(Data records)

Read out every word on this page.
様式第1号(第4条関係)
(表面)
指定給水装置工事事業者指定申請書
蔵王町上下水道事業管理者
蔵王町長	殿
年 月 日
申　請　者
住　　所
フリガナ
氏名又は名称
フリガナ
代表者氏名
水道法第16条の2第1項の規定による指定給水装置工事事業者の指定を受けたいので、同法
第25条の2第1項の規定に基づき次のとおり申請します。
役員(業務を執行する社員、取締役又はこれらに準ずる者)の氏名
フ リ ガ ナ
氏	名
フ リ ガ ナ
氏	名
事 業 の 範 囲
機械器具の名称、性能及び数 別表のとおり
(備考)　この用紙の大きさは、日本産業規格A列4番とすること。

Exercise instructions
Reproduce the records above exactly.

Exercise solution
Read out every word on this page.
様式第1号(第4条関係)
(表面)
指定給水装置工事事業者指定申請書
蔵王町上下水道事業管理者
蔵王町長	殿
年 月 日
申　請　者
住　　所
フリガナ
氏名又は名称
フリガナ
代表者氏名
水道法第16条の2第1項の規定による指定給水装置工事事業者の指定を受けたいので、同法
第25条の2第1項の規定に基づき次のとおり申請します。
役員(業務を執行する社員、取締役又はこれらに準ずる者)の氏名
フ リ ガ ナ
氏	名
フ リ ガ ナ
氏	名
事 業 の 範 囲
機械器具の名称、性能及び数 別表のとおり
(備考)　この用紙の大きさは、日本産業規格A列4番とすること。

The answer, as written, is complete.